• **Collected data**
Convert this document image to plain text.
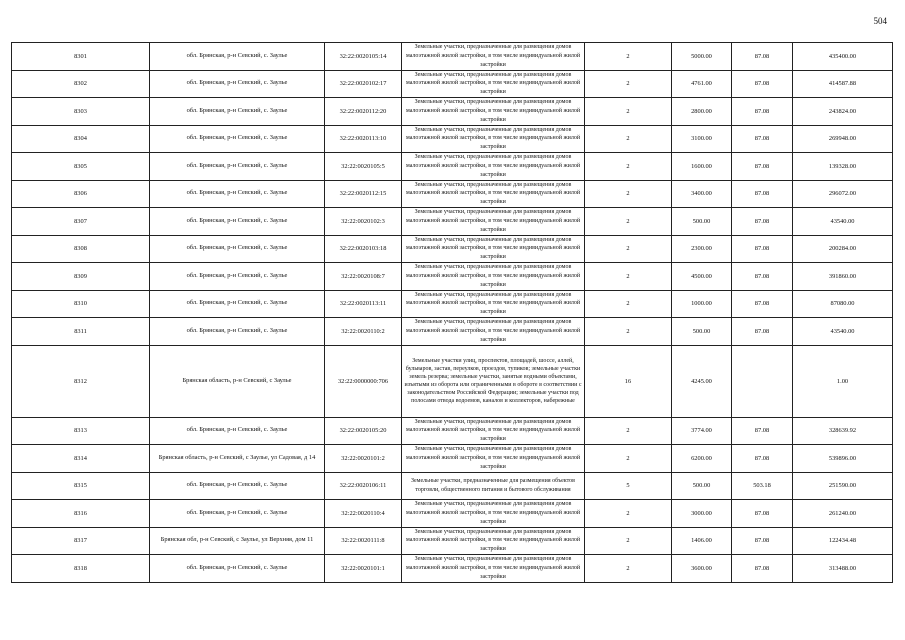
504
8301	обл. Брянская, р-н Севский, с. Заулье	32:22:0020105:14	Земельные участки, предназначенные для размещения домов малоэтажной жилой застройки, в том числе индивидуальной жилой застройки	2	5000.00	87.08	435400.00
8302	обл. Брянская, р-н Севский, с. Заулье	32:22:0020102:17	Земельные участки, предназначенные для размещения домов малоэтажной жилой застройки, в том числе индивидуальной жилой застройки	2	4761.00	87.08	414587.88
8303	обл. Брянская, р-н Севский, с. Заулье	32:22:0020112:20	Земельные участки, предназначенные для размещения домов малоэтажной жилой застройки, в том числе индивидуальной жилой застройки	2	2800.00	87.08	243824.00
8304	обл. Брянская, р-н Севский, с. Заулье	32:22:0020113:10	Земельные участки, предназначенные для размещения домов малоэтажной жилой застройки, в том числе индивидуальной жилой застройки	2	3100.00	87.08	269948.00
8305	обл. Брянская, р-н Севский, с. Заулье	32:22:0020105:5	Земельные участки, предназначенные для размещения домов малоэтажной жилой застройки, в том числе индивидуальной жилой застройки	2	1600.00	87.08	139328.00
8306	обл. Брянская, р-н Севский, с. Заулье	32:22:0020112:15	Земельные участки, предназначенные для размещения домов малоэтажной жилой застройки, в том числе индивидуальной жилой застройки	2	3400.00	87.08	296072.00
8307	обл. Брянская, р-н Севский, с. Заулье	32:22:0020102:3	Земельные участки, предназначенные для размещения домов малоэтажной жилой застройки, в том числе индивидуальной жилой застройки	2	500.00	87.08	43540.00
8308	обл. Брянская, р-н Севский, с. Заулье	32:22:0020103:18	Земельные участки, предназначенные для размещения домов малоэтажной жилой застройки, в том числе индивидуальной жилой застройки	2	2300.00	87.08	200284.00
8309	обл. Брянская, р-н Севский, с. Заулье	32:22:0020108:7	Земельные участки, предназначенные для размещения домов малоэтажной жилой застройки, в том числе индивидуальной жилой застройки	2	4500.00	87.08	391860.00
8310	обл. Брянская, р-н Севский, с. Заулье	32:22:0020113:11	Земельные участки, предназначенные для размещения домов малоэтажной жилой застройки, в том числе индивидуальной жилой застройки	2	1000.00	87.08	87080.00
8311	обл. Брянская, р-н Севский, с. Заулье	32:22:0020110:2	Земельные участки, предназначенные для размещения домов малоэтажной жилой застройки, в том числе индивидуальной жилой застройки	2	500.00	87.08	43540.00
8312	Брянская область, р-н Севский, с Заулье	32:22:0000000:706	Земельные участки улиц, проспектов, площадей, шоссе, аллей, бульваров, застав, переулков, проездов, тупиков; земельные участки земель резерва; земельные участки, занятые водными объектами, изъятыми из оборота или ограниченными в обороте в соответствии с законодательством Российской Федерации; земельные участки под полосами отвода водоемов, каналов и коллекторов, набережные	16	4245.00		1.00
8313	обл. Брянская, р-н Севский, с. Заулье	32:22:0020105:20	Земельные участки, предназначенные для размещения домов малоэтажной жилой застройки, в том числе индивидуальной жилой застройки	2	3774.00	87.08	328639.92
8314	Брянская область, р-н Севский, с Заулье, ул Садовая, д 14	32:22:0020101:2	Земельные участки, предназначенные для размещения домов малоэтажной жилой застройки, в том числе индивидуальной жилой застройки	2	6200.00	87.08	539896.00
8315	обл. Брянская, р-н Севский, с. Заулье	32:22:0020106:11	Земельные участки, предназначенные для размещения объектов торговли, общественного питания и бытового обслуживания	5	500.00	503.18	251590.00
8316	обл. Брянская, р-н Севский, с. Заулье	32:22:0020110:4	Земельные участки, предназначенные для размещения домов малоэтажной жилой застройки, в том числе индивидуальной жилой застройки	2	3000.00	87.08	261240.00
8317	Брянская обл, р-н Севский, с Заулье, ул Верхняя, дом 11	32:22:0020111:8	Земельные участки, предназначенные для размещения домов малоэтажной жилой застройки, в том числе индивидуальной жилой застройки	2	1406.00	87.08	122434.48
8318	обл. Брянская, р-н Севский, с. Заулье	32:22:0020101:1	Земельные участки, предназначенные для размещения домов малоэтажной жилой застройки, в том числе индивидуальной жилой застройки	2	3600.00	87.08	313488.00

• **Short task**
Every record above should be transcribed exactly; the pictures stay out of the copy.

• **Output of the exercise**
Convert this document image to plain text.
504
8301	обл. Брянская, р-н Севский, с. Заулье	32:22:0020105:14	Земельные участки, предназначенные для размещения домов малоэтажной жилой застройки, в том числе индивидуальной жилой застройки	2	5000.00	87.08	435400.00
8302	обл. Брянская, р-н Севский, с. Заулье	32:22:0020102:17	Земельные участки, предназначенные для размещения домов малоэтажной жилой застройки, в том числе индивидуальной жилой застройки	2	4761.00	87.08	414587.88
8303	обл. Брянская, р-н Севский, с. Заулье	32:22:0020112:20	Земельные участки, предназначенные для размещения домов малоэтажной жилой застройки, в том числе индивидуальной жилой застройки	2	2800.00	87.08	243824.00
8304	обл. Брянская, р-н Севский, с. Заулье	32:22:0020113:10	Земельные участки, предназначенные для размещения домов малоэтажной жилой застройки, в том числе индивидуальной жилой застройки	2	3100.00	87.08	269948.00
8305	обл. Брянская, р-н Севский, с. Заулье	32:22:0020105:5	Земельные участки, предназначенные для размещения домов малоэтажной жилой застройки, в том числе индивидуальной жилой застройки	2	1600.00	87.08	139328.00
8306	обл. Брянская, р-н Севский, с. Заулье	32:22:0020112:15	Земельные участки, предназначенные для размещения домов малоэтажной жилой застройки, в том числе индивидуальной жилой застройки	2	3400.00	87.08	296072.00
8307	обл. Брянская, р-н Севский, с. Заулье	32:22:0020102:3	Земельные участки, предназначенные для размещения домов малоэтажной жилой застройки, в том числе индивидуальной жилой застройки	2	500.00	87.08	43540.00
8308	обл. Брянская, р-н Севский, с. Заулье	32:22:0020103:18	Земельные участки, предназначенные для размещения домов малоэтажной жилой застройки, в том числе индивидуальной жилой застройки	2	2300.00	87.08	200284.00
8309	обл. Брянская, р-н Севский, с. Заулье	32:22:0020108:7	Земельные участки, предназначенные для размещения домов малоэтажной жилой застройки, в том числе индивидуальной жилой застройки	2	4500.00	87.08	391860.00
8310	обл. Брянская, р-н Севский, с. Заулье	32:22:0020113:11	Земельные участки, предназначенные для размещения домов малоэтажной жилой застройки, в том числе индивидуальной жилой застройки	2	1000.00	87.08	87080.00
8311	обл. Брянская, р-н Севский, с. Заулье	32:22:0020110:2	Земельные участки, предназначенные для размещения домов малоэтажной жилой застройки, в том числе индивидуальной жилой застройки	2	500.00	87.08	43540.00
8312	Брянская область, р-н Севский, с Заулье	32:22:0000000:706	Земельные участки улиц, проспектов, площадей, шоссе, аллей, бульваров, застав, переулков, проездов, тупиков; земельные участки земель резерва; земельные участки, занятые водными объектами, изъятыми из оборота или ограниченными в обороте в соответствии с законодательством Российской Федерации; земельные участки под полосами отвода водоемов, каналов и коллекторов, набережные	16	4245.00		1.00
8313	обл. Брянская, р-н Севский, с. Заулье	32:22:0020105:20	Земельные участки, предназначенные для размещения домов малоэтажной жилой застройки, в том числе индивидуальной жилой застройки	2	3774.00	87.08	328639.92
8314	Брянская область, р-н Севский, с Заулье, ул Садовая, д 14	32:22:0020101:2	Земельные участки, предназначенные для размещения домов малоэтажной жилой застройки, в том числе индивидуальной жилой застройки	2	6200.00	87.08	539896.00
8315	обл. Брянская, р-н Севский, с. Заулье	32:22:0020106:11	Земельные участки, предназначенные для размещения объектов торговли, общественного питания и бытового обслуживания	5	500.00	503.18	251590.00
8316	обл. Брянская, р-н Севский, с. Заулье	32:22:0020110:4	Земельные участки, предназначенные для размещения домов малоэтажной жилой застройки, в том числе индивидуальной жилой застройки	2	3000.00	87.08	261240.00
8317	Брянская обл, р-н Севский, с Заулье, ул Верхняя, дом 11	32:22:0020111:8	Земельные участки, предназначенные для размещения домов малоэтажной жилой застройки, в том числе индивидуальной жилой застройки	2	1406.00	87.08	122434.48
8318	обл. Брянская, р-н Севский, с. Заулье	32:22:0020101:1	Земельные участки, предназначенные для размещения домов малоэтажной жилой застройки, в том числе индивидуальной жилой застройки	2	3600.00	87.08	313488.00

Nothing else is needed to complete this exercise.